* [EXCERPTED RECORDS]:
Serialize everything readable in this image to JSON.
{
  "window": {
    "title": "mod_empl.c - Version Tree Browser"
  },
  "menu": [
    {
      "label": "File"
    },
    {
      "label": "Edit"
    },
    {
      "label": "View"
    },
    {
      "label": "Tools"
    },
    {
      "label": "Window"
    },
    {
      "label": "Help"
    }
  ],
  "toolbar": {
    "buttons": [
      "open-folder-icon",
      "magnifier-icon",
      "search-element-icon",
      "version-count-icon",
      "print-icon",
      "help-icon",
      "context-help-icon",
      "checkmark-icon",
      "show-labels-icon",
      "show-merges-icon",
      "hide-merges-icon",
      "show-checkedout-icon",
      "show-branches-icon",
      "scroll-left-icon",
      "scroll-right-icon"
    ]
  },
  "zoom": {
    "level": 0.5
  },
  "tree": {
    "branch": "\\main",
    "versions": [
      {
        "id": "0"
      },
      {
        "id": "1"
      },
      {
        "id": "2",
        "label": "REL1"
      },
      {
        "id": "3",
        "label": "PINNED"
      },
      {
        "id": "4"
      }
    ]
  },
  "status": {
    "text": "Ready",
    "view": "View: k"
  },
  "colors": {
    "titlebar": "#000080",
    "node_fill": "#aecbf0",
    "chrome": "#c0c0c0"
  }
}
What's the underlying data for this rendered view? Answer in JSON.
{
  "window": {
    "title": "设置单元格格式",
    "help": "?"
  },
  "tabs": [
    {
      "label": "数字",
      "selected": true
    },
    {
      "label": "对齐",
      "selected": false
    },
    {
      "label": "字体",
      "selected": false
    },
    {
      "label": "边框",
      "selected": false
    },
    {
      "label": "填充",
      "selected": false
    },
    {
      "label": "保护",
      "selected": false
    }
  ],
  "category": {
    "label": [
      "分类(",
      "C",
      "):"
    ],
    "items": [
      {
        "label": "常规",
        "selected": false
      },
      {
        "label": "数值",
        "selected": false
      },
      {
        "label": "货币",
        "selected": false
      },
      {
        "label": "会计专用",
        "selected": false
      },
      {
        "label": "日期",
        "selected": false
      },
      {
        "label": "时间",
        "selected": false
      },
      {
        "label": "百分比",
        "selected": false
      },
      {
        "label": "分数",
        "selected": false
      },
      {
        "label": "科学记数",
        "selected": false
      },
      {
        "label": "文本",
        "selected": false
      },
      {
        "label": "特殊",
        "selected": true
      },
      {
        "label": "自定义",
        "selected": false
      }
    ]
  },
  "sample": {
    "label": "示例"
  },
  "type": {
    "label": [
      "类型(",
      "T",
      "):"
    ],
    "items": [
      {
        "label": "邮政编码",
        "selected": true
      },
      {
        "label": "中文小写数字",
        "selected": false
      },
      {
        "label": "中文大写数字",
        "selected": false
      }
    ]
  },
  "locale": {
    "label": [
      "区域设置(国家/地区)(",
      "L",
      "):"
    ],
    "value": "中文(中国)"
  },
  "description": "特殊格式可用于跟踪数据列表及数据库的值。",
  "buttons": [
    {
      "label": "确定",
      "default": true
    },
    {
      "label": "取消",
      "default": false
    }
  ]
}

* [DIRECTIONS]: Copy the material above, line for line.

* [ANSWER TO THE PROBLEM]:
Serialize everything readable in this image to JSON.
{
  "window": {
    "title": "mod_empl.c - Version Tree Browser"
  },
  "menu": [
    {
      "label": "File"
    },
    {
      "label": "Edit"
    },
    {
      "label": "View"
    },
    {
      "label": "Tools"
    },
    {
      "label": "Window"
    },
    {
      "label": "Help"
    }
  ],
  "toolbar": {
    "buttons": [
      "open-folder-icon",
      "magnifier-icon",
      "search-element-icon",
      "version-count-icon",
      "print-icon",
      "help-icon",
      "context-help-icon",
      "checkmark-icon",
      "show-labels-icon",
      "show-merges-icon",
      "hide-merges-icon",
      "show-checkedout-icon",
      "show-branches-icon",
      "scroll-left-icon",
      "scroll-right-icon"
    ]
  },
  "zoom": {
    "level": 0.5
  },
  "tree": {
    "branch": "\\main",
    "versions": [
      {
        "id": "0"
      },
      {
        "id": "1"
      },
      {
        "id": "2",
        "label": "REL1"
      },
      {
        "id": "3",
        "label": "PINNED"
      },
      {
        "id": "4"
      }
    ]
  },
  "status": {
    "text": "Ready",
    "view": "View: k"
  },
  "colors": {
    "titlebar": "#000080",
    "node_fill": "#aecbf0",
    "chrome": "#c0c0c0"
  }
}
What's the underlying data for this rendered view? Answer in JSON.
{
  "window": {
    "title": "设置单元格格式",
    "help": "?"
  },
  "tabs": [
    {
      "label": "数字",
      "selected": true
    },
    {
      "label": "对齐",
      "selected": false
    },
    {
      "label": "字体",
      "selected": false
    },
    {
      "label": "边框",
      "selected": false
    },
    {
      "label": "填充",
      "selected": false
    },
    {
      "label": "保护",
      "selected": false
    }
  ],
  "category": {
    "label": [
      "分类(",
      "C",
      "):"
    ],
    "items": [
      {
        "label": "常规",
        "selected": false
      },
      {
        "label": "数值",
        "selected": false
      },
      {
        "label": "货币",
        "selected": false
      },
      {
        "label": "会计专用",
        "selected": false
      },
      {
        "label": "日期",
        "selected": false
      },
      {
        "label": "时间",
        "selected": false
      },
      {
        "label": "百分比",
        "selected": false
      },
      {
        "label": "分数",
        "selected": false
      },
      {
        "label": "科学记数",
        "selected": false
      },
      {
        "label": "文本",
        "selected": false
      },
      {
        "label": "特殊",
        "selected": true
      },
      {
        "label": "自定义",
        "selected": false
      }
    ]
  },
  "sample": {
    "label": "示例"
  },
  "type": {
    "label": [
      "类型(",
      "T",
      "):"
    ],
    "items": [
      {
        "label": "邮政编码",
        "selected": true
      },
      {
        "label": "中文小写数字",
        "selected": false
      },
      {
        "label": "中文大写数字",
        "selected": false
      }
    ]
  },
  "locale": {
    "label": [
      "区域设置(国家/地区)(",
      "L",
      "):"
    ],
    "value": "中文(中国)"
  },
  "description": "特殊格式可用于跟踪数据列表及数据库的值。",
  "buttons": [
    {
      "label": "确定",
      "default": true
    },
    {
      "label": "取消",
      "default": false
    }
  ]
}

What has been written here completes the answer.